**JOB**
Extract each line containing the string "JSON".

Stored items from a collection
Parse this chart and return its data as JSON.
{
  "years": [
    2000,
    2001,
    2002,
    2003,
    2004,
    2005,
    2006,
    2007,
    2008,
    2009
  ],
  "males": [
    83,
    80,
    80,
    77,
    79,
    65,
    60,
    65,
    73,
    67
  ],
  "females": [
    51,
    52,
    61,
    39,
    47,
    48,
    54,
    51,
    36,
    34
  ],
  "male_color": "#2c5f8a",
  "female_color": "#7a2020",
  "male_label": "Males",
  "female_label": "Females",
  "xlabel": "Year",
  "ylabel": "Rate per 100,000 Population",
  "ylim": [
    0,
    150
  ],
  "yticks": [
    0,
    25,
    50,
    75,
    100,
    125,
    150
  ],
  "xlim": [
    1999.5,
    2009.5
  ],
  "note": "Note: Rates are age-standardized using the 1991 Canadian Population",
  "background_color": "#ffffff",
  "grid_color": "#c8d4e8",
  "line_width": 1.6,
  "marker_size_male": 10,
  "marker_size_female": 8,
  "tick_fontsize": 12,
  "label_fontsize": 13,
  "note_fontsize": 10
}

--

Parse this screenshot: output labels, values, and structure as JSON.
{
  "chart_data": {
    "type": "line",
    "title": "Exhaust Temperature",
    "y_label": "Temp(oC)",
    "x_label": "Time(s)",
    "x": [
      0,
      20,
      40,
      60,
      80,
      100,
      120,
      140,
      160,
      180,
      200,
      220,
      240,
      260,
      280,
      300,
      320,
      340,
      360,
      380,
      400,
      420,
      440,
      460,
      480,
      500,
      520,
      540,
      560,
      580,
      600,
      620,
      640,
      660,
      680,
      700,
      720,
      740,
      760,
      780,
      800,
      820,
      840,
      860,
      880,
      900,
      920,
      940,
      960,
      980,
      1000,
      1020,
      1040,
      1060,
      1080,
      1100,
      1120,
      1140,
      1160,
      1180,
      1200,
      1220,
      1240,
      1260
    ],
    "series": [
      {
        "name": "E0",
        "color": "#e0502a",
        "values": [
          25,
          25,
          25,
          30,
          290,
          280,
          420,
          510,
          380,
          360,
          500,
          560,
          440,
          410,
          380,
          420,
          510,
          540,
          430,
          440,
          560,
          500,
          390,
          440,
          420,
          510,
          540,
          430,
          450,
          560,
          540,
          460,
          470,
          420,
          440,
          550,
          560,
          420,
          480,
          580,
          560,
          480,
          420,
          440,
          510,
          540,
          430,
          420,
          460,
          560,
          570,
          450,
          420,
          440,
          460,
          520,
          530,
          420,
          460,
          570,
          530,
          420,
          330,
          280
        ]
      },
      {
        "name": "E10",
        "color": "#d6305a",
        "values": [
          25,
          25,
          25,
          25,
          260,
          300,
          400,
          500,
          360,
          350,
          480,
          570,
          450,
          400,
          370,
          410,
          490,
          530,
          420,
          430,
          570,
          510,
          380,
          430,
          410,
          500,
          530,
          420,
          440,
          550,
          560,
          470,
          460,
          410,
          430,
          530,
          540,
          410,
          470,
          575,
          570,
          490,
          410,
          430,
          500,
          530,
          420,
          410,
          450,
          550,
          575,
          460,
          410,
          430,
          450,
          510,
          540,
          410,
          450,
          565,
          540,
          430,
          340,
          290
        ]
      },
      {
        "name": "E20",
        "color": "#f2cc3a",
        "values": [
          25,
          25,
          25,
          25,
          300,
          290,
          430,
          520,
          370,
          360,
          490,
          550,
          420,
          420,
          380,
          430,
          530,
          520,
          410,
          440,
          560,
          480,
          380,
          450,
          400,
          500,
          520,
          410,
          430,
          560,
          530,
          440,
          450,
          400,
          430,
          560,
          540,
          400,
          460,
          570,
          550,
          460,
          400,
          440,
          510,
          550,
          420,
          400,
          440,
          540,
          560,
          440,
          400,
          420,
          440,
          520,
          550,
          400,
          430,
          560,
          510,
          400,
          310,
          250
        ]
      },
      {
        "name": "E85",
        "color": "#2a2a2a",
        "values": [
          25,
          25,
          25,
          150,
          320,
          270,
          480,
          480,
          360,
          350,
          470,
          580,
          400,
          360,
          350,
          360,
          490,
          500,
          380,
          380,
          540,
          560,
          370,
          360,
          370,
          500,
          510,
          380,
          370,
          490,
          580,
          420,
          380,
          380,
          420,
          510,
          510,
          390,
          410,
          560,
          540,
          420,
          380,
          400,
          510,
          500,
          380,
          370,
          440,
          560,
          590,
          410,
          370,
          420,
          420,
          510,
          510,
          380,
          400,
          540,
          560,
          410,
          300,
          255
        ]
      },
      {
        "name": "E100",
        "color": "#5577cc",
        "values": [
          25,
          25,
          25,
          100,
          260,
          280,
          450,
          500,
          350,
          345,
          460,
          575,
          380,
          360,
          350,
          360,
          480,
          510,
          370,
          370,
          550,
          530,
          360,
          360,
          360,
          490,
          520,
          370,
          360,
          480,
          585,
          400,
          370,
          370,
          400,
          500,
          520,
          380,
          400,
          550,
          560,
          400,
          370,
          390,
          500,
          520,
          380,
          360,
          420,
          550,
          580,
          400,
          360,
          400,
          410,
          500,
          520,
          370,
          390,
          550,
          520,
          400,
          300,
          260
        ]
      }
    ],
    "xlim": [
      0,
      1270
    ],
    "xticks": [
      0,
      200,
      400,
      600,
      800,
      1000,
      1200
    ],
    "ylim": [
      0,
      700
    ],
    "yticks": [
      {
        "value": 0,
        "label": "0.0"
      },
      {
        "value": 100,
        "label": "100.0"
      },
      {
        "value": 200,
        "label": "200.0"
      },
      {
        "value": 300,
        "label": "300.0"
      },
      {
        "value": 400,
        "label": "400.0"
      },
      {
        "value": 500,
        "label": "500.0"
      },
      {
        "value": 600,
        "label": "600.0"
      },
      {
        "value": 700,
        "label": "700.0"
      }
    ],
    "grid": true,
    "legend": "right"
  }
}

**ANSWER TO THIS EXERCISE**
Parse this chart and return its data as JSON.
Parse this screenshot: output labels, values, and structure as JSON.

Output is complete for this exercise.